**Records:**

■ ■ ■ ■ ■ ■ ■

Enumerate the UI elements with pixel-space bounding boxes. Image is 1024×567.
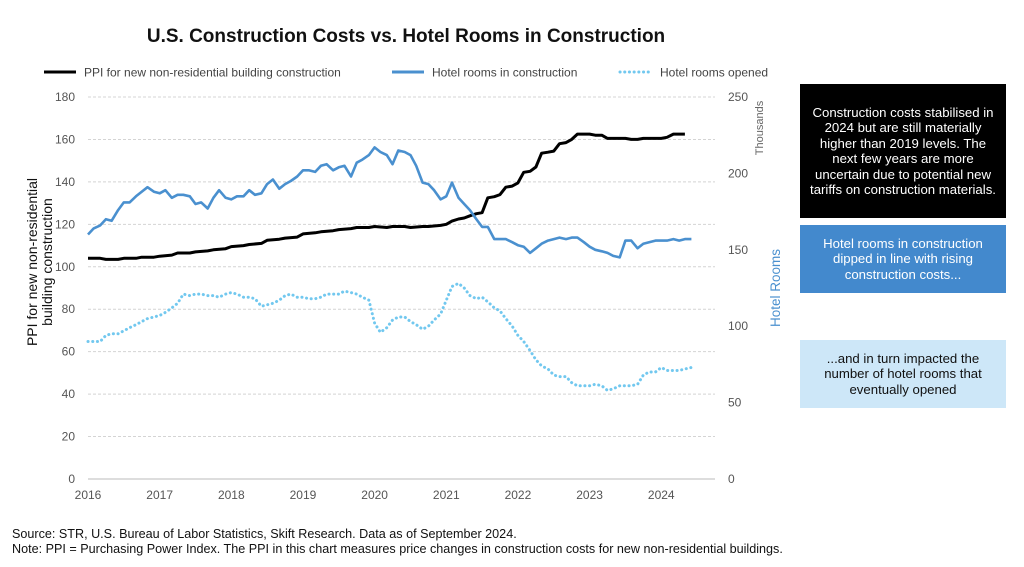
definition-note: Note: PPI = Purchasing Power Index. The … — [12, 542, 783, 556]
series-lines — [86, 132, 693, 392]
y-axis-label-left: PPI for new non-residentialbuilding cons… — [24, 178, 55, 346]
y-left-tick-label: 0 — [68, 472, 75, 486]
y-right-tick-label: 150 — [728, 243, 748, 257]
legend-label: Hotel rooms in construction — [432, 66, 577, 80]
y-right-tick-label: 200 — [728, 166, 748, 180]
y-right-tick-label: 0 — [728, 472, 735, 486]
source-note: Source: STR, U.S. Bureau of Labor Statis… — [12, 527, 517, 541]
series-line-opened — [86, 281, 693, 392]
annotation-text: Hotel rooms in construction dipped in li… — [823, 235, 983, 282]
y-left-tick-label: 120 — [55, 217, 75, 231]
y-left-tick-label: 60 — [62, 345, 76, 359]
annotation-box-opened: ...and in turn impacted the number of ho… — [800, 340, 1006, 408]
y-left-tick-label: 180 — [55, 90, 75, 104]
y-left-tick-label: 80 — [62, 302, 76, 316]
y-left-tick-label: 100 — [55, 260, 75, 274]
legend: PPI for new non-residential building con… — [44, 66, 768, 80]
x-tick-label: 2021 — [433, 488, 460, 502]
x-tick-label: 2017 — [146, 488, 173, 502]
y-axis-units-label: Thousands — [754, 100, 766, 155]
y-right-tick-label: 50 — [728, 396, 742, 410]
line-chart: 0 20 40 60 80 100 120 140 160 180 0 50 100 150 200 250 2… — [24, 66, 783, 503]
legend-label: PPI for new non-residential building con… — [84, 66, 341, 80]
axes: 0 20 40 60 80 100 120 140 160 180 0 50 100 150 200 250 2… — [55, 90, 748, 502]
y-left-tick-label: 20 — [62, 430, 76, 444]
footer: Source: STR, U.S. Bureau of Labor Statis… — [12, 527, 783, 557]
x-tick-label: 2018 — [218, 488, 245, 502]
annotation-text: ...and in turn impacted the number of ho… — [824, 350, 982, 397]
annotation-box-costs: Construction costs stabilised in 2024 bu… — [800, 84, 1006, 218]
series-line-construction — [87, 146, 692, 259]
y-left-tick-label: 40 — [62, 387, 76, 401]
series-line-ppi — [88, 132, 685, 261]
y-right-tick-label: 250 — [728, 90, 748, 104]
x-tick-label: 2020 — [361, 488, 388, 502]
chart-title: U.S. Construction Costs vs. Hotel Rooms … — [146, 26, 666, 47]
y-left-tick-label: 160 — [55, 132, 75, 146]
x-tick-label: 2023 — [576, 488, 603, 502]
x-tick-label: 2024 — [648, 488, 675, 502]
x-tick-label: 2016 — [75, 488, 102, 502]
legend-label: Hotel rooms opened — [660, 66, 768, 80]
y-axis-label-right: Hotel Rooms — [768, 249, 783, 327]
annotation-box-construction: Hotel rooms in construction dipped in li… — [800, 225, 1006, 293]
annotation-text: Construction costs stabilised in 2024 bu… — [810, 104, 996, 198]
y-left-tick-label: 140 — [55, 175, 75, 189]
x-tick-label: 2019 — [290, 488, 317, 502]
x-tick-label: 2022 — [505, 488, 532, 502]
y-right-tick-label: 100 — [728, 319, 748, 333]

■ ■ ■ ■ ■ ■ ■

**Task brief:** Copy every line of the records above exactly, leaving out the pictures.

**Final result:**
Enumerate the UI elements with pixel-space bounding boxes. Image is 1024×567.
definition-note: Note: PPI = Purchasing Power Index. The … — [12, 542, 783, 556]
series-lines — [86, 132, 693, 392]
y-axis-label-left: PPI for new non-residentialbuilding cons… — [24, 178, 55, 346]
y-left-tick-label: 0 — [68, 472, 75, 486]
y-right-tick-label: 150 — [728, 243, 748, 257]
legend-label: Hotel rooms in construction — [432, 66, 577, 80]
y-right-tick-label: 200 — [728, 166, 748, 180]
y-right-tick-label: 0 — [728, 472, 735, 486]
source-note: Source: STR, U.S. Bureau of Labor Statis… — [12, 527, 517, 541]
series-line-opened — [86, 281, 693, 392]
annotation-text: Hotel rooms in construction dipped in li… — [823, 235, 983, 282]
y-left-tick-label: 120 — [55, 217, 75, 231]
y-left-tick-label: 60 — [62, 345, 76, 359]
annotation-box-opened: ...and in turn impacted the number of ho… — [800, 340, 1006, 408]
y-left-tick-label: 180 — [55, 90, 75, 104]
y-left-tick-label: 80 — [62, 302, 76, 316]
y-left-tick-label: 100 — [55, 260, 75, 274]
legend: PPI for new non-residential building con… — [44, 66, 768, 80]
x-tick-label: 2021 — [433, 488, 460, 502]
x-tick-label: 2017 — [146, 488, 173, 502]
y-axis-units-label: Thousands — [754, 100, 766, 155]
y-right-tick-label: 50 — [728, 396, 742, 410]
line-chart: 0 20 40 60 80 100 120 140 160 180 0 50 100 150 200 250 2… — [24, 66, 783, 503]
legend-label: PPI for new non-residential building con… — [84, 66, 341, 80]
axes: 0 20 40 60 80 100 120 140 160 180 0 50 100 150 200 250 2… — [55, 90, 748, 502]
y-left-tick-label: 20 — [62, 430, 76, 444]
footer: Source: STR, U.S. Bureau of Labor Statis… — [12, 527, 783, 557]
x-tick-label: 2018 — [218, 488, 245, 502]
annotation-text: ...and in turn impacted the number of ho… — [824, 350, 982, 397]
annotation-box-costs: Construction costs stabilised in 2024 bu… — [800, 84, 1006, 218]
series-line-construction — [87, 146, 692, 259]
y-left-tick-label: 40 — [62, 387, 76, 401]
series-line-ppi — [88, 132, 685, 261]
y-right-tick-label: 250 — [728, 90, 748, 104]
x-tick-label: 2020 — [361, 488, 388, 502]
chart-title: U.S. Construction Costs vs. Hotel Rooms … — [146, 26, 666, 47]
y-left-tick-label: 160 — [55, 132, 75, 146]
x-tick-label: 2023 — [576, 488, 603, 502]
x-tick-label: 2024 — [648, 488, 675, 502]
x-tick-label: 2016 — [75, 488, 102, 502]
legend-label: Hotel rooms opened — [660, 66, 768, 80]
y-axis-label-right: Hotel Rooms — [768, 249, 783, 327]
annotation-box-construction: Hotel rooms in construction dipped in li… — [800, 225, 1006, 293]
annotation-text: Construction costs stabilised in 2024 bu… — [810, 104, 996, 198]
y-left-tick-label: 140 — [55, 175, 75, 189]
x-tick-label: 2019 — [290, 488, 317, 502]
x-tick-label: 2022 — [505, 488, 532, 502]
y-right-tick-label: 100 — [728, 319, 748, 333]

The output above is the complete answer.